● Your instructions:
Type out every line below exactly as it reads.

○ ○ ○ ○ ○ ○ ○

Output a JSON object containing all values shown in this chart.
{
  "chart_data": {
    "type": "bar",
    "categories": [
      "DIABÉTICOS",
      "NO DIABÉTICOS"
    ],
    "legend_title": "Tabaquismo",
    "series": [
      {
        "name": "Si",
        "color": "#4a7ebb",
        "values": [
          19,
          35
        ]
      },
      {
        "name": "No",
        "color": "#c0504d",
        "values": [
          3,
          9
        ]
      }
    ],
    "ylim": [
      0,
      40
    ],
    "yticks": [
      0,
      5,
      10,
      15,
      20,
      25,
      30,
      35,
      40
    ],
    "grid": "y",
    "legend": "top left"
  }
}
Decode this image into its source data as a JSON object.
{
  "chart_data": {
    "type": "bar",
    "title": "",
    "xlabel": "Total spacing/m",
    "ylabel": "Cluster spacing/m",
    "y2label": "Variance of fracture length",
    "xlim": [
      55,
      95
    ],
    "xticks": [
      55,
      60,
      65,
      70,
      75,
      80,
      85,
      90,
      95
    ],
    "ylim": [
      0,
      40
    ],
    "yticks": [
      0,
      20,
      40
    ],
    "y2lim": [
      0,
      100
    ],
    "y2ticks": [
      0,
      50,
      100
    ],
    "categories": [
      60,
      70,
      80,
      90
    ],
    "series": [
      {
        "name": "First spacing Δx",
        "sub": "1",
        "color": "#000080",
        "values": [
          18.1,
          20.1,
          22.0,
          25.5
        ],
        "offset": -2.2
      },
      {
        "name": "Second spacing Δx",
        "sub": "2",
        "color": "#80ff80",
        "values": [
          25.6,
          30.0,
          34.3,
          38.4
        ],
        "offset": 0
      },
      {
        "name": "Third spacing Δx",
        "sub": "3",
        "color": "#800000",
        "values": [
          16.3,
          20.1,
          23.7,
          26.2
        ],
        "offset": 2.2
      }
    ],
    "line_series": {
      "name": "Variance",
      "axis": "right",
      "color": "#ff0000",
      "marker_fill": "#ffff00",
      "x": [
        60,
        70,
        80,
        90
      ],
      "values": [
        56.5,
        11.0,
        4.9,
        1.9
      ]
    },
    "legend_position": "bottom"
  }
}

○ ○ ○ ○ ○ ○ ○

● Response to the exercise:
Output a JSON object containing all values shown in this chart.
{
  "chart_data": {
    "type": "bar",
    "categories": [
      "DIABÉTICOS",
      "NO DIABÉTICOS"
    ],
    "legend_title": "Tabaquismo",
    "series": [
      {
        "name": "Si",
        "color": "#4a7ebb",
        "values": [
          19,
          35
        ]
      },
      {
        "name": "No",
        "color": "#c0504d",
        "values": [
          3,
          9
        ]
      }
    ],
    "ylim": [
      0,
      40
    ],
    "yticks": [
      0,
      5,
      10,
      15,
      20,
      25,
      30,
      35,
      40
    ],
    "grid": "y",
    "legend": "top left"
  }
}
Decode this image into its source data as a JSON object.
{
  "chart_data": {
    "type": "bar",
    "title": "",
    "xlabel": "Total spacing/m",
    "ylabel": "Cluster spacing/m",
    "y2label": "Variance of fracture length",
    "xlim": [
      55,
      95
    ],
    "xticks": [
      55,
      60,
      65,
      70,
      75,
      80,
      85,
      90,
      95
    ],
    "ylim": [
      0,
      40
    ],
    "yticks": [
      0,
      20,
      40
    ],
    "y2lim": [
      0,
      100
    ],
    "y2ticks": [
      0,
      50,
      100
    ],
    "categories": [
      60,
      70,
      80,
      90
    ],
    "series": [
      {
        "name": "First spacing Δx",
        "sub": "1",
        "color": "#000080",
        "values": [
          18.1,
          20.1,
          22.0,
          25.5
        ],
        "offset": -2.2
      },
      {
        "name": "Second spacing Δx",
        "sub": "2",
        "color": "#80ff80",
        "values": [
          25.6,
          30.0,
          34.3,
          38.4
        ],
        "offset": 0
      },
      {
        "name": "Third spacing Δx",
        "sub": "3",
        "color": "#800000",
        "values": [
          16.3,
          20.1,
          23.7,
          26.2
        ],
        "offset": 2.2
      }
    ],
    "line_series": {
      "name": "Variance",
      "axis": "right",
      "color": "#ff0000",
      "marker_fill": "#ffff00",
      "x": [
        60,
        70,
        80,
        90
      ],
      "values": [
        56.5,
        11.0,
        4.9,
        1.9
      ]
    },
    "legend_position": "bottom"
  }
}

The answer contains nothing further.